___ Material provided
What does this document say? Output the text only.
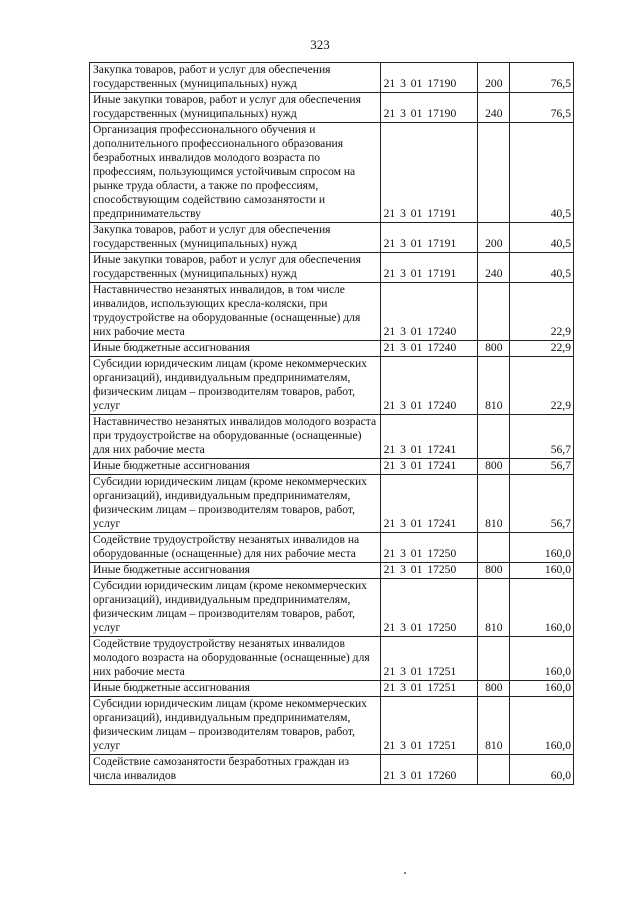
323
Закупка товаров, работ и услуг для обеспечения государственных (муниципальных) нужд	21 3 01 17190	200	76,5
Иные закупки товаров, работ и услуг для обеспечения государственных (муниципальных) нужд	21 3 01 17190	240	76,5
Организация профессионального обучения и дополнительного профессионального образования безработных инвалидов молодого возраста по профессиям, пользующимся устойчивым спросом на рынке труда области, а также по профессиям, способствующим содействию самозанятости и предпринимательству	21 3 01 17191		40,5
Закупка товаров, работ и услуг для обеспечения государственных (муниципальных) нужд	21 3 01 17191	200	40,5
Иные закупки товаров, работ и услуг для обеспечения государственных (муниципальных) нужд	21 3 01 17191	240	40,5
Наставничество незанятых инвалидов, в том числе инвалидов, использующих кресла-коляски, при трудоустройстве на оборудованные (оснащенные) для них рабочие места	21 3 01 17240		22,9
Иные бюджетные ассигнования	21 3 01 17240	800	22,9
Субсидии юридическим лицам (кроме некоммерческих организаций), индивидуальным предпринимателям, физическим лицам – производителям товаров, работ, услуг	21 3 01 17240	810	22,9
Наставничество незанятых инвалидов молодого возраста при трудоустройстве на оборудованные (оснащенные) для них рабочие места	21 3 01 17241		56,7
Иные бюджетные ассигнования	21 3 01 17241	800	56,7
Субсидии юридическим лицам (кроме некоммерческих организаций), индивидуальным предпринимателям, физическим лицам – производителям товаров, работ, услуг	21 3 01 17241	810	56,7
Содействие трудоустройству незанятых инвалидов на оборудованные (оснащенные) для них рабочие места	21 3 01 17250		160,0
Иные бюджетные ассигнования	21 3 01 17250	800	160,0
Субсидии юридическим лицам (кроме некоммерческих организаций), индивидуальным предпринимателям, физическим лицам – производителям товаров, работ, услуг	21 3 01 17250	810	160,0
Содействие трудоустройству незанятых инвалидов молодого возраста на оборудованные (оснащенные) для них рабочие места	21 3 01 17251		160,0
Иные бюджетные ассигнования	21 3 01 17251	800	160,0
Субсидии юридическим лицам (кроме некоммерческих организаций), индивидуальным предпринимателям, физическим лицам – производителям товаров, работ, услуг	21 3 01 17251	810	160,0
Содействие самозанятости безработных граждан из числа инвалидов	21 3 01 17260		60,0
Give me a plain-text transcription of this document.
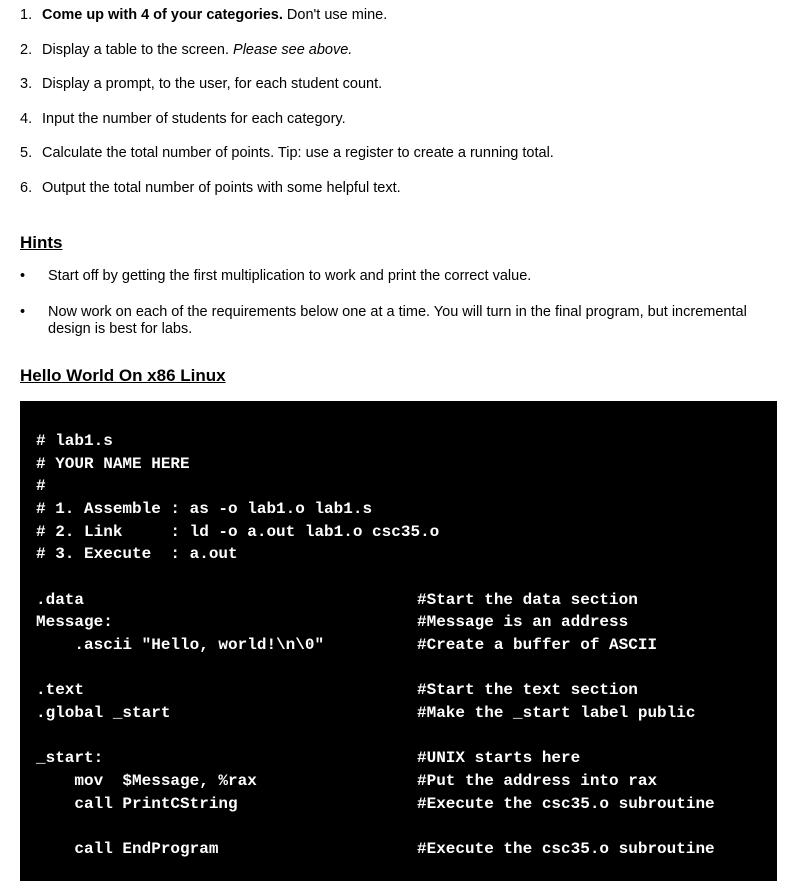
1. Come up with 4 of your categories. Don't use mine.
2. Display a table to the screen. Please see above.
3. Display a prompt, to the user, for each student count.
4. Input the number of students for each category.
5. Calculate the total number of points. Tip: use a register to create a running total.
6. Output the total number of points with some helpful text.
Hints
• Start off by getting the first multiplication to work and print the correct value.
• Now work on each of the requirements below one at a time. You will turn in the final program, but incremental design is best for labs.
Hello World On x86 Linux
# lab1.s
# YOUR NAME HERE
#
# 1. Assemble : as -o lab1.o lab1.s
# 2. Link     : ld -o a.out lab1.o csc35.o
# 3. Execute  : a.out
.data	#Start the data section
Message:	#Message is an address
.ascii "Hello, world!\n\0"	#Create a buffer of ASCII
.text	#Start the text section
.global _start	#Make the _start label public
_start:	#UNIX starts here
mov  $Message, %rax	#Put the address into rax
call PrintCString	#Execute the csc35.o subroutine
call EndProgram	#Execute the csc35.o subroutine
______
> _Objective_: From the records above, copy every line that holds the word "трудоустройстве".

> _Solution for this exercise_:
Наставничество незанятых инвалидов, в том числе инвалидов, использующих кресла-коляски, при трудоустройстве на оборудованные (оснащенные) для них рабочие места	21 3 01 17240		22,9
Наставничество незанятых инвалидов молодого возраста при трудоустройстве на оборудованные (оснащенные) для них рабочие места	21 3 01 17241		56,7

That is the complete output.